#### What this task involves:
Write out each entry, exactly the way it appears.

#### Given information:
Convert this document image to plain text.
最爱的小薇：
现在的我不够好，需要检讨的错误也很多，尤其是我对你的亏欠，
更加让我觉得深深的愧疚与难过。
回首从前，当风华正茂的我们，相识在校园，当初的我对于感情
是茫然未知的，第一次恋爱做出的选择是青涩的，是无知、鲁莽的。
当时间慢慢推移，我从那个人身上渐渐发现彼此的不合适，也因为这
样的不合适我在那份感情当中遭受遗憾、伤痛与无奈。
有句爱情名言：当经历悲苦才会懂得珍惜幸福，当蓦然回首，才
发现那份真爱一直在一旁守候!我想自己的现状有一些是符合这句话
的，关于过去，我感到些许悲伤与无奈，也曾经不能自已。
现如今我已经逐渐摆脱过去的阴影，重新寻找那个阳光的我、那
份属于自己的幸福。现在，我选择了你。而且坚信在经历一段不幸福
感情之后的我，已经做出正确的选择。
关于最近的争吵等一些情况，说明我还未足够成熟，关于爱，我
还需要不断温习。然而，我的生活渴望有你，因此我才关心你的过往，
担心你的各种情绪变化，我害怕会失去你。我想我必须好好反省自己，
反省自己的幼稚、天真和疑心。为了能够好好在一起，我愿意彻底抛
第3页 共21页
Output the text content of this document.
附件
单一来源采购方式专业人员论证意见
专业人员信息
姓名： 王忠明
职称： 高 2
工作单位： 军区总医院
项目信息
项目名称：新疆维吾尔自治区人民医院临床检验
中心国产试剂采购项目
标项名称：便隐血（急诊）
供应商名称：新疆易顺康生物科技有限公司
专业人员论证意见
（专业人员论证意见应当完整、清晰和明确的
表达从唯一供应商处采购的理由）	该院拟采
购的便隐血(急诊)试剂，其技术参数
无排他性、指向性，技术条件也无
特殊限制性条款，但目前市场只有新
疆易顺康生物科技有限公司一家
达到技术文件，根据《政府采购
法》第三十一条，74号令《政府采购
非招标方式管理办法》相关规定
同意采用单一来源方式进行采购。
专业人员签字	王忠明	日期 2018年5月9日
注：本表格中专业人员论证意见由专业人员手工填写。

#### Output below:
Convert this document image to plain text.
最爱的小薇：
现在的我不够好，需要检讨的错误也很多，尤其是我对你的亏欠，
更加让我觉得深深的愧疚与难过。
回首从前，当风华正茂的我们，相识在校园，当初的我对于感情
是茫然未知的，第一次恋爱做出的选择是青涩的，是无知、鲁莽的。
当时间慢慢推移，我从那个人身上渐渐发现彼此的不合适，也因为这
样的不合适我在那份感情当中遭受遗憾、伤痛与无奈。
有句爱情名言：当经历悲苦才会懂得珍惜幸福，当蓦然回首，才
发现那份真爱一直在一旁守候!我想自己的现状有一些是符合这句话
的，关于过去，我感到些许悲伤与无奈，也曾经不能自已。
现如今我已经逐渐摆脱过去的阴影，重新寻找那个阳光的我、那
份属于自己的幸福。现在，我选择了你。而且坚信在经历一段不幸福
感情之后的我，已经做出正确的选择。
关于最近的争吵等一些情况，说明我还未足够成熟，关于爱，我
还需要不断温习。然而，我的生活渴望有你，因此我才关心你的过往，
担心你的各种情绪变化，我害怕会失去你。我想我必须好好反省自己，
反省自己的幼稚、天真和疑心。为了能够好好在一起，我愿意彻底抛
第3页 共21页
Output the text content of this document.
附件
单一来源采购方式专业人员论证意见
专业人员信息
姓名： 王忠明
职称： 高 2
工作单位： 军区总医院
项目信息
项目名称：新疆维吾尔自治区人民医院临床检验
中心国产试剂采购项目
标项名称：便隐血（急诊）
供应商名称：新疆易顺康生物科技有限公司
专业人员论证意见
（专业人员论证意见应当完整、清晰和明确的
表达从唯一供应商处采购的理由）	该院拟采
购的便隐血(急诊)试剂，其技术参数
无排他性、指向性，技术条件也无
特殊限制性条款，但目前市场只有新
疆易顺康生物科技有限公司一家
达到技术文件，根据《政府采购
法》第三十一条，74号令《政府采购
非招标方式管理办法》相关规定
同意采用单一来源方式进行采购。
专业人员签字	王忠明	日期 2018年5月9日
注：本表格中专业人员论证意见由专业人员手工填写。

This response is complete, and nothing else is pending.